### EXERCISE
Your task is to quote the material that follows, in full and exactly.

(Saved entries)
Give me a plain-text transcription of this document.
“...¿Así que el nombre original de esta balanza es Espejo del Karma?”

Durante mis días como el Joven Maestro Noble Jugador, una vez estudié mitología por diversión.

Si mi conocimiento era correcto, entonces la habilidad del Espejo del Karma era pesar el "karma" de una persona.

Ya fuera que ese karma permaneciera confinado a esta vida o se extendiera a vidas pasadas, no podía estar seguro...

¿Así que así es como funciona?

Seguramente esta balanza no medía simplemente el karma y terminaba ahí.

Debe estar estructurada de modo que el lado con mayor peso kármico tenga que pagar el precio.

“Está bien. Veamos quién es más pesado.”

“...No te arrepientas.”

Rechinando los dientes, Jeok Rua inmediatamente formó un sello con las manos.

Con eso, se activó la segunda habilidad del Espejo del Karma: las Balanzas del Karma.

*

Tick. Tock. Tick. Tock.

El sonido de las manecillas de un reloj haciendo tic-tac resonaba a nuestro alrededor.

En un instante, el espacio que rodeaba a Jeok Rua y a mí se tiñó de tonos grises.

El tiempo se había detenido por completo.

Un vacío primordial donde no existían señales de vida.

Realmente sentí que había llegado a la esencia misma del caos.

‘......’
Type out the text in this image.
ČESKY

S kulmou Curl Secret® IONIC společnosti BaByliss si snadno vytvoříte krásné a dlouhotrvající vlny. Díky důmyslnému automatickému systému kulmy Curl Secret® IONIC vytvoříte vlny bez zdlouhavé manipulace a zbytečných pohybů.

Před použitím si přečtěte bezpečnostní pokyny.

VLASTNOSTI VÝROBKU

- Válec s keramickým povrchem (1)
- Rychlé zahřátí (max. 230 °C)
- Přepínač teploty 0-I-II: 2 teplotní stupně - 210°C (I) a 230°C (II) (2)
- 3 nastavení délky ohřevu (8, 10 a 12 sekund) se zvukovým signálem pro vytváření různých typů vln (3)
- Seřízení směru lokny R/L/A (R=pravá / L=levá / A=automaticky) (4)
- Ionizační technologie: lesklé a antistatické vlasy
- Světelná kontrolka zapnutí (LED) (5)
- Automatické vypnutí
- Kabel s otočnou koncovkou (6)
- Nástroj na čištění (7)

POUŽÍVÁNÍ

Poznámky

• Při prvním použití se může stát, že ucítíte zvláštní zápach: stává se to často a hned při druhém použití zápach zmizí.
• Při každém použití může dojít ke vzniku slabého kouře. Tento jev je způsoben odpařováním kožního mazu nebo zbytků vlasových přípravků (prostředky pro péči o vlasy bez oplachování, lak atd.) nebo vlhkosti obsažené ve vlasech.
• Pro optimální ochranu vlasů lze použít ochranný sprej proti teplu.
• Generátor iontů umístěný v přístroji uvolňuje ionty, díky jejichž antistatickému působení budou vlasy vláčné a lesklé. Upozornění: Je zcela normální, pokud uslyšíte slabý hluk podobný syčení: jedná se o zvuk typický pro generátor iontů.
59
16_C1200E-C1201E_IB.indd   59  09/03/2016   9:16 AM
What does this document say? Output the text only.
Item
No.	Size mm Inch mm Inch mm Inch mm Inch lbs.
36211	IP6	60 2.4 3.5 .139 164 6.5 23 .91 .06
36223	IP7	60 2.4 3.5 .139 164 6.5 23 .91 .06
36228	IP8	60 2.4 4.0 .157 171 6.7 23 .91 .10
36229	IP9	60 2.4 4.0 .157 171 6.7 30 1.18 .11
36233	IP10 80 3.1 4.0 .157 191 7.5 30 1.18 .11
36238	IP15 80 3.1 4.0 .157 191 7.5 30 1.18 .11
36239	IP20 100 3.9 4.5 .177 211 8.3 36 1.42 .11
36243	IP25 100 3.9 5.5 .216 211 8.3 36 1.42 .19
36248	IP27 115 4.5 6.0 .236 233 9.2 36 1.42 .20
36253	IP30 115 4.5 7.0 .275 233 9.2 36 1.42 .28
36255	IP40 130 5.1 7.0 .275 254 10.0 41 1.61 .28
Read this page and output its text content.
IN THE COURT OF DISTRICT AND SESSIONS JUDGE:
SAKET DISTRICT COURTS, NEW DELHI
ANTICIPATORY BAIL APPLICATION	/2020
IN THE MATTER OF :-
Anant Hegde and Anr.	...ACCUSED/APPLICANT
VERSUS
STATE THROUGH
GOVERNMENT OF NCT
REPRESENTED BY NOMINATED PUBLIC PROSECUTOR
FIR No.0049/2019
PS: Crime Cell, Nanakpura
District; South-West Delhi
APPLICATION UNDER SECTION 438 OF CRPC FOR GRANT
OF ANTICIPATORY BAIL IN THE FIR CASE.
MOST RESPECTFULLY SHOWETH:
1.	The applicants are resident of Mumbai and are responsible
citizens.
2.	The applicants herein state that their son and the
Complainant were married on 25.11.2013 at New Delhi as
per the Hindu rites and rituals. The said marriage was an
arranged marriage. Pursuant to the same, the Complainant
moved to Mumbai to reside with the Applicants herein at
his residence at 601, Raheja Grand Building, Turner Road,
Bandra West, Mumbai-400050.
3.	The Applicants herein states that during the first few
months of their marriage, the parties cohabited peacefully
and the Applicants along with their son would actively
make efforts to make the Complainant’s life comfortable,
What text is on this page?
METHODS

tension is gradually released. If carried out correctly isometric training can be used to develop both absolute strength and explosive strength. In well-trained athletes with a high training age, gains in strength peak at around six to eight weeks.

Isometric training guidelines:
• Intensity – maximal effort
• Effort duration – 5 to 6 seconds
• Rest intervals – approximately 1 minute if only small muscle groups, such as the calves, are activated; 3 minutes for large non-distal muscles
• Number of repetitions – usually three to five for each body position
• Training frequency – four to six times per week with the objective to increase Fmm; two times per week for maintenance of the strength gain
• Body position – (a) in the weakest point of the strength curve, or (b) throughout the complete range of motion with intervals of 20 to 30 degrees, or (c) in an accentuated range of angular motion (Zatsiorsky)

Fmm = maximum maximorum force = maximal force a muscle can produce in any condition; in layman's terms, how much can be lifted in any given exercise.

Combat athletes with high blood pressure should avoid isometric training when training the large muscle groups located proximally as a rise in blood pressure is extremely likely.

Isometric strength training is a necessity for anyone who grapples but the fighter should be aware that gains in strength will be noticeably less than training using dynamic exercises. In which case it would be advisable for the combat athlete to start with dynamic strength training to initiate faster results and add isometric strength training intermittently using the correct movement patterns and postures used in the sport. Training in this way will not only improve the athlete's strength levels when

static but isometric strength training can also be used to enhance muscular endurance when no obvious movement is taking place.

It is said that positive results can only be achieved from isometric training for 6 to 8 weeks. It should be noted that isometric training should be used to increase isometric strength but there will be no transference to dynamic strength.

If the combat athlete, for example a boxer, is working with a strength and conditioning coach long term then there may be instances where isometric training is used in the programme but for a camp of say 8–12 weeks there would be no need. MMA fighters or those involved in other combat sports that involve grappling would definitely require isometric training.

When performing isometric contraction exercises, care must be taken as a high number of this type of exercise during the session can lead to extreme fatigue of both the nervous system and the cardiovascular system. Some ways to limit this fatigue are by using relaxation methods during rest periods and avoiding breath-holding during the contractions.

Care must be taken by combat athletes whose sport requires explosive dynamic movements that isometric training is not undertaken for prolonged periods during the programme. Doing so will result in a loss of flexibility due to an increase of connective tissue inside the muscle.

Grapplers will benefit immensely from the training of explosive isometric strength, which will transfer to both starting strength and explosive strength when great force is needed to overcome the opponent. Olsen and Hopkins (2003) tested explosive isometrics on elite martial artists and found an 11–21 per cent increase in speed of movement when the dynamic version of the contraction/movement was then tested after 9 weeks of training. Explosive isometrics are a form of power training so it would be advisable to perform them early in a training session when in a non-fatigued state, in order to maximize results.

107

### TASK RESPONSE
Give me a plain-text transcription of this document.
“...¿Así que el nombre original de esta balanza es Espejo del Karma?”

Durante mis días como el Joven Maestro Noble Jugador, una vez estudié mitología por diversión.

Si mi conocimiento era correcto, entonces la habilidad del Espejo del Karma era pesar el "karma" de una persona.

Ya fuera que ese karma permaneciera confinado a esta vida o se extendiera a vidas pasadas, no podía estar seguro...

¿Así que así es como funciona?

Seguramente esta balanza no medía simplemente el karma y terminaba ahí.

Debe estar estructurada de modo que el lado con mayor peso kármico tenga que pagar el precio.

“Está bien. Veamos quién es más pesado.”

“...No te arrepientas.”

Rechinando los dientes, Jeok Rua inmediatamente formó un sello con las manos.

Con eso, se activó la segunda habilidad del Espejo del Karma: las Balanzas del Karma.

*

Tick. Tock. Tick. Tock.

El sonido de las manecillas de un reloj haciendo tic-tac resonaba a nuestro alrededor.

En un instante, el espacio que rodeaba a Jeok Rua y a mí se tiñó de tonos grises.

El tiempo se había detenido por completo.

Un vacío primordial donde no existían señales de vida.

Realmente sentí que había llegado a la esencia misma del caos.

‘......’
Type out the text in this image.
ČESKY

S kulmou Curl Secret® IONIC společnosti BaByliss si snadno vytvoříte krásné a dlouhotrvající vlny. Díky důmyslnému automatickému systému kulmy Curl Secret® IONIC vytvoříte vlny bez zdlouhavé manipulace a zbytečných pohybů.

Před použitím si přečtěte bezpečnostní pokyny.

VLASTNOSTI VÝROBKU

- Válec s keramickým povrchem (1)
- Rychlé zahřátí (max. 230 °C)
- Přepínač teploty 0-I-II: 2 teplotní stupně - 210°C (I) a 230°C (II) (2)
- 3 nastavení délky ohřevu (8, 10 a 12 sekund) se zvukovým signálem pro vytváření různých typů vln (3)
- Seřízení směru lokny R/L/A (R=pravá / L=levá / A=automaticky) (4)
- Ionizační technologie: lesklé a antistatické vlasy
- Světelná kontrolka zapnutí (LED) (5)
- Automatické vypnutí
- Kabel s otočnou koncovkou (6)
- Nástroj na čištění (7)

POUŽÍVÁNÍ

Poznámky

• Při prvním použití se může stát, že ucítíte zvláštní zápach: stává se to často a hned při druhém použití zápach zmizí.
• Při každém použití může dojít ke vzniku slabého kouře. Tento jev je způsoben odpařováním kožního mazu nebo zbytků vlasových přípravků (prostředky pro péči o vlasy bez oplachování, lak atd.) nebo vlhkosti obsažené ve vlasech.
• Pro optimální ochranu vlasů lze použít ochranný sprej proti teplu.
• Generátor iontů umístěný v přístroji uvolňuje ionty, díky jejichž antistatickému působení budou vlasy vláčné a lesklé. Upozornění: Je zcela normální, pokud uslyšíte slabý hluk podobný syčení: jedná se o zvuk typický pro generátor iontů.
59
16_C1200E-C1201E_IB.indd   59  09/03/2016   9:16 AM
What does this document say? Output the text only.
Item
No.	Size mm Inch mm Inch mm Inch mm Inch lbs.
36211	IP6	60 2.4 3.5 .139 164 6.5 23 .91 .06
36223	IP7	60 2.4 3.5 .139 164 6.5 23 .91 .06
36228	IP8	60 2.4 4.0 .157 171 6.7 23 .91 .10
36229	IP9	60 2.4 4.0 .157 171 6.7 30 1.18 .11
36233	IP10 80 3.1 4.0 .157 191 7.5 30 1.18 .11
36238	IP15 80 3.1 4.0 .157 191 7.5 30 1.18 .11
36239	IP20 100 3.9 4.5 .177 211 8.3 36 1.42 .11
36243	IP25 100 3.9 5.5 .216 211 8.3 36 1.42 .19
36248	IP27 115 4.5 6.0 .236 233 9.2 36 1.42 .20
36253	IP30 115 4.5 7.0 .275 233 9.2 36 1.42 .28
36255	IP40 130 5.1 7.0 .275 254 10.0 41 1.61 .28
Read this page and output its text content.
IN THE COURT OF DISTRICT AND SESSIONS JUDGE:
SAKET DISTRICT COURTS, NEW DELHI
ANTICIPATORY BAIL APPLICATION	/2020
IN THE MATTER OF :-
Anant Hegde and Anr.	...ACCUSED/APPLICANT
VERSUS
STATE THROUGH
GOVERNMENT OF NCT
REPRESENTED BY NOMINATED PUBLIC PROSECUTOR
FIR No.0049/2019
PS: Crime Cell, Nanakpura
District; South-West Delhi
APPLICATION UNDER SECTION 438 OF CRPC FOR GRANT
OF ANTICIPATORY BAIL IN THE FIR CASE.
MOST RESPECTFULLY SHOWETH:
1.	The applicants are resident of Mumbai and are responsible
citizens.
2.	The applicants herein state that their son and the
Complainant were married on 25.11.2013 at New Delhi as
per the Hindu rites and rituals. The said marriage was an
arranged marriage. Pursuant to the same, the Complainant
moved to Mumbai to reside with the Applicants herein at
his residence at 601, Raheja Grand Building, Turner Road,
Bandra West, Mumbai-400050.
3.	The Applicants herein states that during the first few
months of their marriage, the parties cohabited peacefully
and the Applicants along with their son would actively
make efforts to make the Complainant’s life comfortable,
What text is on this page?
METHODS

tension is gradually released. If carried out correctly isometric training can be used to develop both absolute strength and explosive strength. In well-trained athletes with a high training age, gains in strength peak at around six to eight weeks.

Isometric training guidelines:
• Intensity – maximal effort
• Effort duration – 5 to 6 seconds
• Rest intervals – approximately 1 minute if only small muscle groups, such as the calves, are activated; 3 minutes for large non-distal muscles
• Number of repetitions – usually three to five for each body position
• Training frequency – four to six times per week with the objective to increase Fmm; two times per week for maintenance of the strength gain
• Body position – (a) in the weakest point of the strength curve, or (b) throughout the complete range of motion with intervals of 20 to 30 degrees, or (c) in an accentuated range of angular motion (Zatsiorsky)

Fmm = maximum maximorum force = maximal force a muscle can produce in any condition; in layman's terms, how much can be lifted in any given exercise.

Combat athletes with high blood pressure should avoid isometric training when training the large muscle groups located proximally as a rise in blood pressure is extremely likely.

Isometric strength training is a necessity for anyone who grapples but the fighter should be aware that gains in strength will be noticeably less than training using dynamic exercises. In which case it would be advisable for the combat athlete to start with dynamic strength training to initiate faster results and add isometric strength training intermittently using the correct movement patterns and postures used in the sport. Training in this way will not only improve the athlete's strength levels when

static but isometric strength training can also be used to enhance muscular endurance when no obvious movement is taking place.

It is said that positive results can only be achieved from isometric training for 6 to 8 weeks. It should be noted that isometric training should be used to increase isometric strength but there will be no transference to dynamic strength.

If the combat athlete, for example a boxer, is working with a strength and conditioning coach long term then there may be instances where isometric training is used in the programme but for a camp of say 8–12 weeks there would be no need. MMA fighters or those involved in other combat sports that involve grappling would definitely require isometric training.

When performing isometric contraction exercises, care must be taken as a high number of this type of exercise during the session can lead to extreme fatigue of both the nervous system and the cardiovascular system. Some ways to limit this fatigue are by using relaxation methods during rest periods and avoiding breath-holding during the contractions.

Care must be taken by combat athletes whose sport requires explosive dynamic movements that isometric training is not undertaken for prolonged periods during the programme. Doing so will result in a loss of flexibility due to an increase of connective tissue inside the muscle.

Grapplers will benefit immensely from the training of explosive isometric strength, which will transfer to both starting strength and explosive strength when great force is needed to overcome the opponent. Olsen and Hopkins (2003) tested explosive isometrics on elite martial artists and found an 11–21 per cent increase in speed of movement when the dynamic version of the contraction/movement was then tested after 9 weeks of training. Explosive isometrics are a form of power training so it would be advisable to perform them early in a training session when in a non-fatigued state, in order to maximize results.

107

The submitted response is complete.